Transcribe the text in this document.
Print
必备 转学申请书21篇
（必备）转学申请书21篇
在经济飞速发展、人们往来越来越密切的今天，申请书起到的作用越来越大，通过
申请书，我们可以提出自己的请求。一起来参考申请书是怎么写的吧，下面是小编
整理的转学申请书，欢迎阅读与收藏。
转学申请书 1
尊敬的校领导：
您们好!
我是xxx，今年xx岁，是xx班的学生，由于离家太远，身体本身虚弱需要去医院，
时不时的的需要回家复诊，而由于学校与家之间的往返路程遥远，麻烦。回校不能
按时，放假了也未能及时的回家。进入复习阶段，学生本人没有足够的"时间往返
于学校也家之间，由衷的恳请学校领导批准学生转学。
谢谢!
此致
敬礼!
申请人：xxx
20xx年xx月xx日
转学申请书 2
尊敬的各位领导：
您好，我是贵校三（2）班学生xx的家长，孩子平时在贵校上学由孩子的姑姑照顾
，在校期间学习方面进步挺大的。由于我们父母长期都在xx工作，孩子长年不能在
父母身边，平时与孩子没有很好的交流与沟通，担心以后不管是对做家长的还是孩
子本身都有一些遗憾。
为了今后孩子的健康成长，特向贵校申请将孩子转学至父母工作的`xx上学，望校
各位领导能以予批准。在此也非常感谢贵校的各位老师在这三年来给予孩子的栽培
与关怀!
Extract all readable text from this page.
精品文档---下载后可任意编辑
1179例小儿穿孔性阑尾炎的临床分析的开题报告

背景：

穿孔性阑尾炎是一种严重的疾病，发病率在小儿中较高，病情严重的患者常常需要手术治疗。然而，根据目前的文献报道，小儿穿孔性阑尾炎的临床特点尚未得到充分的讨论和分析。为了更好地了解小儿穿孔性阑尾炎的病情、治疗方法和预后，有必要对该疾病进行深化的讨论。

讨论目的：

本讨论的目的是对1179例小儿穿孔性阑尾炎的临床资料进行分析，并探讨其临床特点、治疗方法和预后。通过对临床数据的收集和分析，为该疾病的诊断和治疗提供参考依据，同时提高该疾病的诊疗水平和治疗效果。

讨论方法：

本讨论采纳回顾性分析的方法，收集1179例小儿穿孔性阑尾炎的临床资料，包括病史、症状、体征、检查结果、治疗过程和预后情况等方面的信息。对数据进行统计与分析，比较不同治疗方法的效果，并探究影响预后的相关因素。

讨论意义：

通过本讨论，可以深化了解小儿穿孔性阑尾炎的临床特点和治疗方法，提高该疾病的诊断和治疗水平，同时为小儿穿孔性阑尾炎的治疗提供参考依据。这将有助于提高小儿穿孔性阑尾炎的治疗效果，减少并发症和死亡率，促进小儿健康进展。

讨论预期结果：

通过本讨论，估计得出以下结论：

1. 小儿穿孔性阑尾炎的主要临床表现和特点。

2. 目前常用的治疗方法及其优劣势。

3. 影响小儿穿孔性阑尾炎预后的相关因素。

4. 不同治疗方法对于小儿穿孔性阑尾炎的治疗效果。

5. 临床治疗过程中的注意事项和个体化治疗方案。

* GOAL OF THE EXERCISE
Retype all of the material, keeping each line exact.

* RIGHT ANSWER
Transcribe the text in this document.
Print
必备 转学申请书21篇
（必备）转学申请书21篇
在经济飞速发展、人们往来越来越密切的今天，申请书起到的作用越来越大，通过
申请书，我们可以提出自己的请求。一起来参考申请书是怎么写的吧，下面是小编
整理的转学申请书，欢迎阅读与收藏。
转学申请书 1
尊敬的校领导：
您们好!
我是xxx，今年xx岁，是xx班的学生，由于离家太远，身体本身虚弱需要去医院，
时不时的的需要回家复诊，而由于学校与家之间的往返路程遥远，麻烦。回校不能
按时，放假了也未能及时的回家。进入复习阶段，学生本人没有足够的"时间往返
于学校也家之间，由衷的恳请学校领导批准学生转学。
谢谢!
此致
敬礼!
申请人：xxx
20xx年xx月xx日
转学申请书 2
尊敬的各位领导：
您好，我是贵校三（2）班学生xx的家长，孩子平时在贵校上学由孩子的姑姑照顾
，在校期间学习方面进步挺大的。由于我们父母长期都在xx工作，孩子长年不能在
父母身边，平时与孩子没有很好的交流与沟通，担心以后不管是对做家长的还是孩
子本身都有一些遗憾。
为了今后孩子的健康成长，特向贵校申请将孩子转学至父母工作的`xx上学，望校
各位领导能以予批准。在此也非常感谢贵校的各位老师在这三年来给予孩子的栽培
与关怀!
Extract all readable text from this page.
精品文档---下载后可任意编辑
1179例小儿穿孔性阑尾炎的临床分析的开题报告

背景：

穿孔性阑尾炎是一种严重的疾病，发病率在小儿中较高，病情严重的患者常常需要手术治疗。然而，根据目前的文献报道，小儿穿孔性阑尾炎的临床特点尚未得到充分的讨论和分析。为了更好地了解小儿穿孔性阑尾炎的病情、治疗方法和预后，有必要对该疾病进行深化的讨论。

讨论目的：

本讨论的目的是对1179例小儿穿孔性阑尾炎的临床资料进行分析，并探讨其临床特点、治疗方法和预后。通过对临床数据的收集和分析，为该疾病的诊断和治疗提供参考依据，同时提高该疾病的诊疗水平和治疗效果。

讨论方法：

本讨论采纳回顾性分析的方法，收集1179例小儿穿孔性阑尾炎的临床资料，包括病史、症状、体征、检查结果、治疗过程和预后情况等方面的信息。对数据进行统计与分析，比较不同治疗方法的效果，并探究影响预后的相关因素。

讨论意义：

通过本讨论，可以深化了解小儿穿孔性阑尾炎的临床特点和治疗方法，提高该疾病的诊断和治疗水平，同时为小儿穿孔性阑尾炎的治疗提供参考依据。这将有助于提高小儿穿孔性阑尾炎的治疗效果，减少并发症和死亡率，促进小儿健康进展。

讨论预期结果：

通过本讨论，估计得出以下结论：

1. 小儿穿孔性阑尾炎的主要临床表现和特点。

2. 目前常用的治疗方法及其优劣势。

3. 影响小儿穿孔性阑尾炎预后的相关因素。

4. 不同治疗方法对于小儿穿孔性阑尾炎的治疗效果。

5. 临床治疗过程中的注意事项和个体化治疗方案。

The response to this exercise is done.